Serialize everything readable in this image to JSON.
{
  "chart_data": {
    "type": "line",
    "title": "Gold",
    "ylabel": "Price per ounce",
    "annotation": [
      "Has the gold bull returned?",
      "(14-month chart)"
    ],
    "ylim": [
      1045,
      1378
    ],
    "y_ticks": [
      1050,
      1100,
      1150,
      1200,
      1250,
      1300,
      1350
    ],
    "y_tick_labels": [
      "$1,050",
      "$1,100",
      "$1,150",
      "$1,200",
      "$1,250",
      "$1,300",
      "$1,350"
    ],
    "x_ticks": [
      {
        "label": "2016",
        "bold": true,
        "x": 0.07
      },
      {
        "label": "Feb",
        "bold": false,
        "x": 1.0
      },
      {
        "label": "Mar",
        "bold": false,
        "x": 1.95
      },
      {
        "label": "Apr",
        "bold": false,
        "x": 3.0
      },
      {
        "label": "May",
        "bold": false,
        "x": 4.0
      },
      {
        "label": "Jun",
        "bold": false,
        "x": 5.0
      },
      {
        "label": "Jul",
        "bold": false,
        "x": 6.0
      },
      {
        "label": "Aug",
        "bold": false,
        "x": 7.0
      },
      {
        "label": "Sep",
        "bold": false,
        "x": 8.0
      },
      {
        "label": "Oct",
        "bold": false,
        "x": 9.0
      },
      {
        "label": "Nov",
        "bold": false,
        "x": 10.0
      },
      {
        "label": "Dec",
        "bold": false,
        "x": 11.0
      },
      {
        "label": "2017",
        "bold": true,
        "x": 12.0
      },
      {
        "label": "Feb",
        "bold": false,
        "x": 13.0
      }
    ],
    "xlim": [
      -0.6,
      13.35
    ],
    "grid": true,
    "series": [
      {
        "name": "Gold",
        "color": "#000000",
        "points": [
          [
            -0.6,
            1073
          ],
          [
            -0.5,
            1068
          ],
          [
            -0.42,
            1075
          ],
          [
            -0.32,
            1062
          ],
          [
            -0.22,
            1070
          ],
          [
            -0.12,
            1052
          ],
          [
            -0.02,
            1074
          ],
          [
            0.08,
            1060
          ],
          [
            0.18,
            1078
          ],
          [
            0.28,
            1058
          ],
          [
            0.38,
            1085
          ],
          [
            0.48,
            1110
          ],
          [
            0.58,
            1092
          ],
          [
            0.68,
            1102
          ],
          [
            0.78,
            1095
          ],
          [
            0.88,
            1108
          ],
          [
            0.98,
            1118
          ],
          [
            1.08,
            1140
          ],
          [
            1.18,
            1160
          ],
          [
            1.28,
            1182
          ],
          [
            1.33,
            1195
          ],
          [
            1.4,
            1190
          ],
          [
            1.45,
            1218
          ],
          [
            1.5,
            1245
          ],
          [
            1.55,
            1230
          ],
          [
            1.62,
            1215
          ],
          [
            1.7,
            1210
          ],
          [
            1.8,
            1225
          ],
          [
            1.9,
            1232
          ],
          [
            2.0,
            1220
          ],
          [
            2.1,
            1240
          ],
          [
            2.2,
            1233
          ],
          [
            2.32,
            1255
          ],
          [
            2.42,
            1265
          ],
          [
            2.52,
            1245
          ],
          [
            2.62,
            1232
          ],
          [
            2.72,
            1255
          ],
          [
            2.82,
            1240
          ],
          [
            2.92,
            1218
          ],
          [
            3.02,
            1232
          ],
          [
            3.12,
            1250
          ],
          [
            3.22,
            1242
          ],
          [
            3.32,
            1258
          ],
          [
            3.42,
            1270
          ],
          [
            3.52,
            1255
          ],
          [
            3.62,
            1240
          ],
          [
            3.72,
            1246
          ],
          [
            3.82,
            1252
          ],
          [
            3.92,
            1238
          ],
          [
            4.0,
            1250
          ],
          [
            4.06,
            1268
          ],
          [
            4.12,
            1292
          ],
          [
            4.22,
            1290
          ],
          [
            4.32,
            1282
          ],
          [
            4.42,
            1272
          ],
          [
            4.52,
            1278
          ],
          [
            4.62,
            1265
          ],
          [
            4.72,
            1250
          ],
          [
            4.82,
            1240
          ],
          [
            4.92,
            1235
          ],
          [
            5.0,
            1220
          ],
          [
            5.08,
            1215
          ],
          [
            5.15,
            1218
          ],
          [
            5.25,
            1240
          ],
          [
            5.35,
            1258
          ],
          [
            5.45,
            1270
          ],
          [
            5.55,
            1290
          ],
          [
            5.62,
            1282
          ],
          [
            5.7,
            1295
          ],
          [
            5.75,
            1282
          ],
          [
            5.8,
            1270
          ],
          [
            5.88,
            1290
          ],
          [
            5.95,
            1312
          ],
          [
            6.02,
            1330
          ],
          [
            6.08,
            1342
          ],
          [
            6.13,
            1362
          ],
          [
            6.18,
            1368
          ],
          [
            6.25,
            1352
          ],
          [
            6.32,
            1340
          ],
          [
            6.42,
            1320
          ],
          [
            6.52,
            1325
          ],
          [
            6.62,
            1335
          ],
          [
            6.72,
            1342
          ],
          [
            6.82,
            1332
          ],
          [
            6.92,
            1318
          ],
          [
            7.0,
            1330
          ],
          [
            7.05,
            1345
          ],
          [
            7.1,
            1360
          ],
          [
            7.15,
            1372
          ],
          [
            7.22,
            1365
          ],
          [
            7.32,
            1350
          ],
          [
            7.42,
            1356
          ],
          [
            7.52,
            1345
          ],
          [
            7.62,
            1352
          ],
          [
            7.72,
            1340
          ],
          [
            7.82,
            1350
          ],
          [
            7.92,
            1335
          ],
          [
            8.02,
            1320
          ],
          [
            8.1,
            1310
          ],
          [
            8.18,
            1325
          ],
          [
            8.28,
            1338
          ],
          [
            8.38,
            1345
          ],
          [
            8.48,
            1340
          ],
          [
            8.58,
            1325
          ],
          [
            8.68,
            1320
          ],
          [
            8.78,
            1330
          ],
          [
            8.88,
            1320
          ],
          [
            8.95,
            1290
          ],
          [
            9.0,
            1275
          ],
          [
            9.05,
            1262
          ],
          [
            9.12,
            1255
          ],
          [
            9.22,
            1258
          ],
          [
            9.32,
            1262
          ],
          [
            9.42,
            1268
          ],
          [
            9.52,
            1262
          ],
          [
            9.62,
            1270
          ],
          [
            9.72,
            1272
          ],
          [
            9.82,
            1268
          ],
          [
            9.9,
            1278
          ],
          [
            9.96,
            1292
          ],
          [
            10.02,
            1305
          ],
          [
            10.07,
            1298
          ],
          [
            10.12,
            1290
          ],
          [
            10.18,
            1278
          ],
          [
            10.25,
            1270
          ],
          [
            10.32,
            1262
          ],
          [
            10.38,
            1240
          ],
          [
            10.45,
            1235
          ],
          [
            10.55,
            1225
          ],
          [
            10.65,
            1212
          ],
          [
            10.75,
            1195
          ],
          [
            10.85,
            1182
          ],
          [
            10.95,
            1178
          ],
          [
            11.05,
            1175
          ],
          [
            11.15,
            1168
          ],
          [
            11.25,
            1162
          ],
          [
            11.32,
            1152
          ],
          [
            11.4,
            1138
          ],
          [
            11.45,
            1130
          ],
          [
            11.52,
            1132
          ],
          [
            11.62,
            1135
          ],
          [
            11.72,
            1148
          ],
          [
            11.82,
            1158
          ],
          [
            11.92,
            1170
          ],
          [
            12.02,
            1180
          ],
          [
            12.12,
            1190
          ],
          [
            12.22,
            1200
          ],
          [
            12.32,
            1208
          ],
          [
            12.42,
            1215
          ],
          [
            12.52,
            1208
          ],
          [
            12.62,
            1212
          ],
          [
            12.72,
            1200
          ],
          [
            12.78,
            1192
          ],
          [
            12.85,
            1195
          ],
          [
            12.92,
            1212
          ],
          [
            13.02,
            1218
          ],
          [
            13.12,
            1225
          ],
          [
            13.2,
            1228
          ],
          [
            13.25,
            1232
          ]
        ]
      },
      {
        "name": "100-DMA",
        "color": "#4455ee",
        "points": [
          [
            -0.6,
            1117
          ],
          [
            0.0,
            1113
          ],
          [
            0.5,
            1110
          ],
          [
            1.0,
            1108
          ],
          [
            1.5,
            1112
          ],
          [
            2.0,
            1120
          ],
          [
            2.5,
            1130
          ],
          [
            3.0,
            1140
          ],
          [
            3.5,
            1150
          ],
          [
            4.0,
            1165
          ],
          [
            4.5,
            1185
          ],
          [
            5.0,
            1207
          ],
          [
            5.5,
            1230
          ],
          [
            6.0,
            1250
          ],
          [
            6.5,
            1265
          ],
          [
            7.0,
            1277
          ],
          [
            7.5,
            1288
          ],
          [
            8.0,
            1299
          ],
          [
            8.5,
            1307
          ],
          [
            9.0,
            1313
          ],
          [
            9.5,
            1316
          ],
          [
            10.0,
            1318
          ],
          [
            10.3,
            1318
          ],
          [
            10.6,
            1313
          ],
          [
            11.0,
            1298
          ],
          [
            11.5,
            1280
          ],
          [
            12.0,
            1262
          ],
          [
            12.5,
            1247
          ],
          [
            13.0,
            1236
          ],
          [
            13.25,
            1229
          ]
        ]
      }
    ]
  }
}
...
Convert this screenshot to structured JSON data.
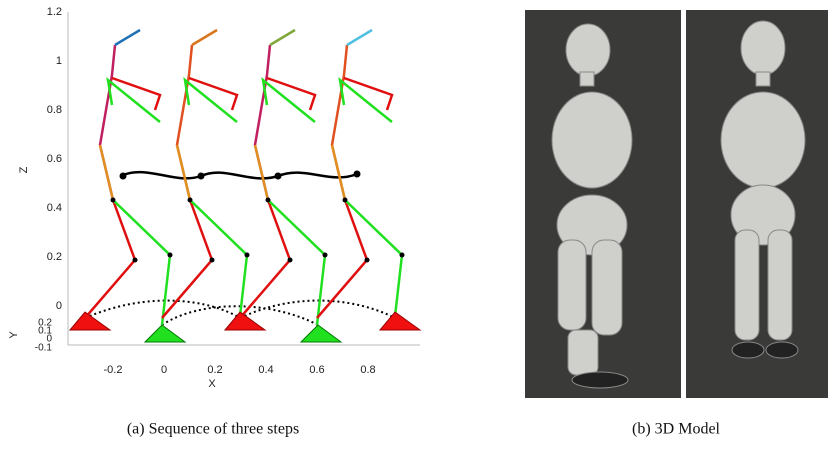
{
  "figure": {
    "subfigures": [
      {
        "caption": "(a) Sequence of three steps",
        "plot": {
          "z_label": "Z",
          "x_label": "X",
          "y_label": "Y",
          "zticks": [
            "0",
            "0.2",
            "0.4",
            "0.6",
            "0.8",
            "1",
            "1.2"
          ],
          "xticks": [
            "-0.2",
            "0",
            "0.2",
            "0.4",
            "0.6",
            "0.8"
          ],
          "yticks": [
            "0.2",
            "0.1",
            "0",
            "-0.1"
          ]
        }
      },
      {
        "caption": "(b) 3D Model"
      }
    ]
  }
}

→ **Set problem**
Extract from the material all lines containing the string "this".

→ **Result**
Serialize everything readable in this image to JSON.
Convert this screenshot to structured JSON data.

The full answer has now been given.